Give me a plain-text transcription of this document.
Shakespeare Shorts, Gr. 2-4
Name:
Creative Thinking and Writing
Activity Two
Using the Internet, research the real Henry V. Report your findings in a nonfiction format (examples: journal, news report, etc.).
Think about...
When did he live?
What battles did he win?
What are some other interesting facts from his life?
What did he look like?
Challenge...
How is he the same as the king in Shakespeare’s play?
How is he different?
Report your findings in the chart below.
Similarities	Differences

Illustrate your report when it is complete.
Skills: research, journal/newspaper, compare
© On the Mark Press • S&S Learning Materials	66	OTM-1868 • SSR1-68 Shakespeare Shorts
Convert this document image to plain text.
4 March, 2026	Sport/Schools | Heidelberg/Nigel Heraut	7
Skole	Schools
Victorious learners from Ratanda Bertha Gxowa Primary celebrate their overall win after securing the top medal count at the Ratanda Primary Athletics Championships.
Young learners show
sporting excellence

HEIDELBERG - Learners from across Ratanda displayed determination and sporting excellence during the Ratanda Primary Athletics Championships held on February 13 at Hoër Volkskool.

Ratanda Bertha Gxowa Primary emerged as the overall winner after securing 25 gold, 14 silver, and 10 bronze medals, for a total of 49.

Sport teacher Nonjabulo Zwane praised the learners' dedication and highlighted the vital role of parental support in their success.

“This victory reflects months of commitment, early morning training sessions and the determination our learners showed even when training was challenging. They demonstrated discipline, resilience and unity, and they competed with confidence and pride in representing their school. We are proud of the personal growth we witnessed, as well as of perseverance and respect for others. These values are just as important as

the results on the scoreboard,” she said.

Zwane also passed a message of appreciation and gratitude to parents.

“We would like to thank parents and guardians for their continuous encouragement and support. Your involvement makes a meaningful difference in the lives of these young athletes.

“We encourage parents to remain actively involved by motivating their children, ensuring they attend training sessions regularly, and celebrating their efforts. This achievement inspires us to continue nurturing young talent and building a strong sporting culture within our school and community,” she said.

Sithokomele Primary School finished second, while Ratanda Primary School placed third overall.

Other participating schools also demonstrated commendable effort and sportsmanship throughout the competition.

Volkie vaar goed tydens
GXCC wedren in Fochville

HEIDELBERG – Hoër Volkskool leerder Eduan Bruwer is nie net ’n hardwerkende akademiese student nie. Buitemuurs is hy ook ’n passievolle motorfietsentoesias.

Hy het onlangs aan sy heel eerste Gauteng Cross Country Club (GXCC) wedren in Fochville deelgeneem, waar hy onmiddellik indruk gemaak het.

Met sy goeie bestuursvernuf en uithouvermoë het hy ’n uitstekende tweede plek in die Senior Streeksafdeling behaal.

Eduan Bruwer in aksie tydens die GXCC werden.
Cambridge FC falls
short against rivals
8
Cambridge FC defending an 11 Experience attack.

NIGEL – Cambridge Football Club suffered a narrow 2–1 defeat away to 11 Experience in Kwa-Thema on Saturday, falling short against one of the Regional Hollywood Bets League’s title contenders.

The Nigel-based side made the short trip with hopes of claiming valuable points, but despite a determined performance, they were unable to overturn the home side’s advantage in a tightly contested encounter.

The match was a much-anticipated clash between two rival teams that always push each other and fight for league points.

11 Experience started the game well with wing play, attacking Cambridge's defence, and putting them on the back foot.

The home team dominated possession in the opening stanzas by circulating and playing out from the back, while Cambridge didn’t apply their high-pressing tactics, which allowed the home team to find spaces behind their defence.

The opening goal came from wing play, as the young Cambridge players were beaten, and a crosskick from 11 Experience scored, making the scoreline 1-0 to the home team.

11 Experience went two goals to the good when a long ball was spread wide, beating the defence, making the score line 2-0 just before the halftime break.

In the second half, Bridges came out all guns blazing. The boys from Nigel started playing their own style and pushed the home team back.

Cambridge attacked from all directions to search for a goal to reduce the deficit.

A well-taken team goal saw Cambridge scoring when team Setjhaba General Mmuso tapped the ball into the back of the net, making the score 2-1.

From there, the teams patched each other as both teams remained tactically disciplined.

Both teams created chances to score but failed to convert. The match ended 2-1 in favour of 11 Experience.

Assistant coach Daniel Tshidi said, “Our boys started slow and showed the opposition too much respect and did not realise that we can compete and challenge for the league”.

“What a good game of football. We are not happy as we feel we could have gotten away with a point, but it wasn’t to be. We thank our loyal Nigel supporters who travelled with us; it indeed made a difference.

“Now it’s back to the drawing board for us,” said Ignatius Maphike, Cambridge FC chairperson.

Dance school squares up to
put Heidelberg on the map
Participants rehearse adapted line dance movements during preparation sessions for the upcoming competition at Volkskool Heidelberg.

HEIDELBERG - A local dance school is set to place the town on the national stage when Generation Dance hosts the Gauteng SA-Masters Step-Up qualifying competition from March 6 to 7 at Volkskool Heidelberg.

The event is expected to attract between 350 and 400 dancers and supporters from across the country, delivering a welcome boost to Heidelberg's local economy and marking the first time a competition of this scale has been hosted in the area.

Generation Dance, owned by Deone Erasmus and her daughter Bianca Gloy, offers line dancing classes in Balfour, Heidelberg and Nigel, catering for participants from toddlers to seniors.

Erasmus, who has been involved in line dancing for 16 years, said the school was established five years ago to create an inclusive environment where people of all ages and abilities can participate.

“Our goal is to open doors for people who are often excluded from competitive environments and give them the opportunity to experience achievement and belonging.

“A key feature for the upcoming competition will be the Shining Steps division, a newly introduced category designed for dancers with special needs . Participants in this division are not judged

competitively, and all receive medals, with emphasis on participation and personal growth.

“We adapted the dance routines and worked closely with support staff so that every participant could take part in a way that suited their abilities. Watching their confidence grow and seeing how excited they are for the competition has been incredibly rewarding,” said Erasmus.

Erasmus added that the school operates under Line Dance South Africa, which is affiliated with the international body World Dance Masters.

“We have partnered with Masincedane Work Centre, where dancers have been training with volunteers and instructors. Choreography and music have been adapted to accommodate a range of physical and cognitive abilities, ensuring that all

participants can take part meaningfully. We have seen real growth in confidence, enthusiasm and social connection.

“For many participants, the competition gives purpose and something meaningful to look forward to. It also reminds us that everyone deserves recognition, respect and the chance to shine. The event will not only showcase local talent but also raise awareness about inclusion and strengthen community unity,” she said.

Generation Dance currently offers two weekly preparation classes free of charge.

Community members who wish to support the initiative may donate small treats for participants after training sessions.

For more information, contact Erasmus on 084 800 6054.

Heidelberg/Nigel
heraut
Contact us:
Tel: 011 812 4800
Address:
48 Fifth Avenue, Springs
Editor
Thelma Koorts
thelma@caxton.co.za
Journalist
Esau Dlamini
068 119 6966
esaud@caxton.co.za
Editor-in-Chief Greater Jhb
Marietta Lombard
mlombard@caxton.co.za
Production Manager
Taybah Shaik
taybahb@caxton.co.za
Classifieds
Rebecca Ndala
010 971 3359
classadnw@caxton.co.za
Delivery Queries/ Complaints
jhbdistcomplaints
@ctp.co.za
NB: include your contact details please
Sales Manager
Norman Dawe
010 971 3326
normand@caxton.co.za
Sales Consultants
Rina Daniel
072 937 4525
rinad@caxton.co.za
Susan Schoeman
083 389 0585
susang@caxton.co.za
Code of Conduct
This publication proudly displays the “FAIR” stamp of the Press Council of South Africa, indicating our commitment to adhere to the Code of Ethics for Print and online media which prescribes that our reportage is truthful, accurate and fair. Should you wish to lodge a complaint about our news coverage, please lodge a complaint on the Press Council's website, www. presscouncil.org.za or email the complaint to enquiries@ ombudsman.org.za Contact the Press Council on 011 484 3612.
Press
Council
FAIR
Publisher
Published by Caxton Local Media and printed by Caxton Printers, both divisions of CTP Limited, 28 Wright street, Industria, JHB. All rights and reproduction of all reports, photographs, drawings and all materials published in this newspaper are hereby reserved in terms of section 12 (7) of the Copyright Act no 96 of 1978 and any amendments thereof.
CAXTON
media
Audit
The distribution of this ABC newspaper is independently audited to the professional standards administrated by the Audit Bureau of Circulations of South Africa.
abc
.....
## [Task]
From the entries above, copy out every line where the string "tydens" appears.

## [Task result]
Volkie vaar goed tydens
Eduan Bruwer in aksie tydens die GXCC werden.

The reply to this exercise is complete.